| PROBLEM REQUIREMENTS |
Below is a listing; reproduce each line of it exactly.

| EXCERPTED DATA |
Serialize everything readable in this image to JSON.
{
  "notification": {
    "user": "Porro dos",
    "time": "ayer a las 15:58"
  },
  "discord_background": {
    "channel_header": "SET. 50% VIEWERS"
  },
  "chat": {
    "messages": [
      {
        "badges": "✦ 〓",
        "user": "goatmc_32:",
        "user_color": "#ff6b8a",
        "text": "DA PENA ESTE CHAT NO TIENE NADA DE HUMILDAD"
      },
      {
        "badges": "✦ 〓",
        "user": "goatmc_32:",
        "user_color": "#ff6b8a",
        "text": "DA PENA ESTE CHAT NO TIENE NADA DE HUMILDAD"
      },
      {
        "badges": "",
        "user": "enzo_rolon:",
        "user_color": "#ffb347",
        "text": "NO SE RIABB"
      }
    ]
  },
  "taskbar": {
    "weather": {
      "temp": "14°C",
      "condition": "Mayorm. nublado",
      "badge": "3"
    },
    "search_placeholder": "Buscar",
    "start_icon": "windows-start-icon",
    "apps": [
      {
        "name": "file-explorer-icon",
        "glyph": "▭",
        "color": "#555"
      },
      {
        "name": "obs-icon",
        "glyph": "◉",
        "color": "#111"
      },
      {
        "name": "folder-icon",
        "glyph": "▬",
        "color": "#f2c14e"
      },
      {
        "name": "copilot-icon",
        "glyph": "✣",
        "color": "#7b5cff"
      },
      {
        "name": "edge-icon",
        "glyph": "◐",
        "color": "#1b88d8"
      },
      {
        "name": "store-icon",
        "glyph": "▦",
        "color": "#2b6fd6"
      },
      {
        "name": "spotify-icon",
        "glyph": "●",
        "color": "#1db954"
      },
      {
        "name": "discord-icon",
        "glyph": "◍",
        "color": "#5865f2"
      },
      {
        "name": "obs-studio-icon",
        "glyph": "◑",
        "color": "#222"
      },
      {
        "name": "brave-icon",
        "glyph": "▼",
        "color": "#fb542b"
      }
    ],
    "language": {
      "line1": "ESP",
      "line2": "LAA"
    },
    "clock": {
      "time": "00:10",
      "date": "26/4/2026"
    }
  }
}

| EXPECTED ANSWER |
Serialize everything readable in this image to JSON.
{
  "notification": {
    "user": "Porro dos",
    "time": "ayer a las 15:58"
  },
  "discord_background": {
    "channel_header": "SET. 50% VIEWERS"
  },
  "chat": {
    "messages": [
      {
        "badges": "✦ 〓",
        "user": "goatmc_32:",
        "user_color": "#ff6b8a",
        "text": "DA PENA ESTE CHAT NO TIENE NADA DE HUMILDAD"
      },
      {
        "badges": "✦ 〓",
        "user": "goatmc_32:",
        "user_color": "#ff6b8a",
        "text": "DA PENA ESTE CHAT NO TIENE NADA DE HUMILDAD"
      },
      {
        "badges": "",
        "user": "enzo_rolon:",
        "user_color": "#ffb347",
        "text": "NO SE RIABB"
      }
    ]
  },
  "taskbar": {
    "weather": {
      "temp": "14°C",
      "condition": "Mayorm. nublado",
      "badge": "3"
    },
    "search_placeholder": "Buscar",
    "start_icon": "windows-start-icon",
    "apps": [
      {
        "name": "file-explorer-icon",
        "glyph": "▭",
        "color": "#555"
      },
      {
        "name": "obs-icon",
        "glyph": "◉",
        "color": "#111"
      },
      {
        "name": "folder-icon",
        "glyph": "▬",
        "color": "#f2c14e"
      },
      {
        "name": "copilot-icon",
        "glyph": "✣",
        "color": "#7b5cff"
      },
      {
        "name": "edge-icon",
        "glyph": "◐",
        "color": "#1b88d8"
      },
      {
        "name": "store-icon",
        "glyph": "▦",
        "color": "#2b6fd6"
      },
      {
        "name": "spotify-icon",
        "glyph": "●",
        "color": "#1db954"
      },
      {
        "name": "discord-icon",
        "glyph": "◍",
        "color": "#5865f2"
      },
      {
        "name": "obs-studio-icon",
        "glyph": "◑",
        "color": "#222"
      },
      {
        "name": "brave-icon",
        "glyph": "▼",
        "color": "#fb542b"
      }
    ],
    "language": {
      "line1": "ESP",
      "line2": "LAA"
    },
    "clock": {
      "time": "00:10",
      "date": "26/4/2026"
    }
  }
}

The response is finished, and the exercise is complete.